## [Problem statement]
Return each line containing "text".

## [Records to use]
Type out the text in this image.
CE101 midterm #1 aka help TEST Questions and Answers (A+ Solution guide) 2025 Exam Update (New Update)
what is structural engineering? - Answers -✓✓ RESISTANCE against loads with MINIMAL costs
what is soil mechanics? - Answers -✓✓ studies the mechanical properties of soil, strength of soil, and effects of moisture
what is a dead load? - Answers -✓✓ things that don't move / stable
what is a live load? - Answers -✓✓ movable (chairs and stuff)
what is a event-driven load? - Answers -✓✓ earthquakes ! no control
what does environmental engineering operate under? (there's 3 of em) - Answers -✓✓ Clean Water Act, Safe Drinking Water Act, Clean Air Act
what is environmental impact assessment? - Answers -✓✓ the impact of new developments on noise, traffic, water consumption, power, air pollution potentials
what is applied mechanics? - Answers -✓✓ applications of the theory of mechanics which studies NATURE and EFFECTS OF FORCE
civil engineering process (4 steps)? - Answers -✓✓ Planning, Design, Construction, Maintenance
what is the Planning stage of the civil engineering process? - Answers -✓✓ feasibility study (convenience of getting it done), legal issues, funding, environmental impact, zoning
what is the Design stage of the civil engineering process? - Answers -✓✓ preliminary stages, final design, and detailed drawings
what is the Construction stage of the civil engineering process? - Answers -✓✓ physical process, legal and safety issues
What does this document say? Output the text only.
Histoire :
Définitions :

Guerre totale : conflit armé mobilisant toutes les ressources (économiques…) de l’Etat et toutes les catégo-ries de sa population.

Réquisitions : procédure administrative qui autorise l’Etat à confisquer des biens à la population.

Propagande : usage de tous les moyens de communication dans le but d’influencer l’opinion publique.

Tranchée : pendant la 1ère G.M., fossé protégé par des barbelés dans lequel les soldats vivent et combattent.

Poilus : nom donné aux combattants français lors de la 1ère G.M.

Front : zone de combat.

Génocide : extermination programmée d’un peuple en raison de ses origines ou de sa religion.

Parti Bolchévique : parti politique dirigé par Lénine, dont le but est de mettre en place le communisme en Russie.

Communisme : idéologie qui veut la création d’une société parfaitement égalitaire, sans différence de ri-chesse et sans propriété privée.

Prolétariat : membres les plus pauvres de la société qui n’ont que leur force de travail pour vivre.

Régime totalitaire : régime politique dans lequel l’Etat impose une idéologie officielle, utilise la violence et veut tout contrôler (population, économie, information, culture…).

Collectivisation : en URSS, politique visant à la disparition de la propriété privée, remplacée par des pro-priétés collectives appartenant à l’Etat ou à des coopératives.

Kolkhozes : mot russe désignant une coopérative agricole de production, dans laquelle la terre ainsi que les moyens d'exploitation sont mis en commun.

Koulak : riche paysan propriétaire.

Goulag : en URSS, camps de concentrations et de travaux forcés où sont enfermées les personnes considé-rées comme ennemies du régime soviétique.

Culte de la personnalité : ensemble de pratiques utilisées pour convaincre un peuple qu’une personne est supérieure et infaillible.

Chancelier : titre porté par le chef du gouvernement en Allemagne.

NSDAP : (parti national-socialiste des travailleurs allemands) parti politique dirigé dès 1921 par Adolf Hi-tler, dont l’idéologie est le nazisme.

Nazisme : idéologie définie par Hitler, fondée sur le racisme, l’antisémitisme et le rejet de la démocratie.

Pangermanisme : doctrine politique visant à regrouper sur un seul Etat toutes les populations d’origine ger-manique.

## [Correct response]
Type out the text in this image.
What does this document say? Output the text only.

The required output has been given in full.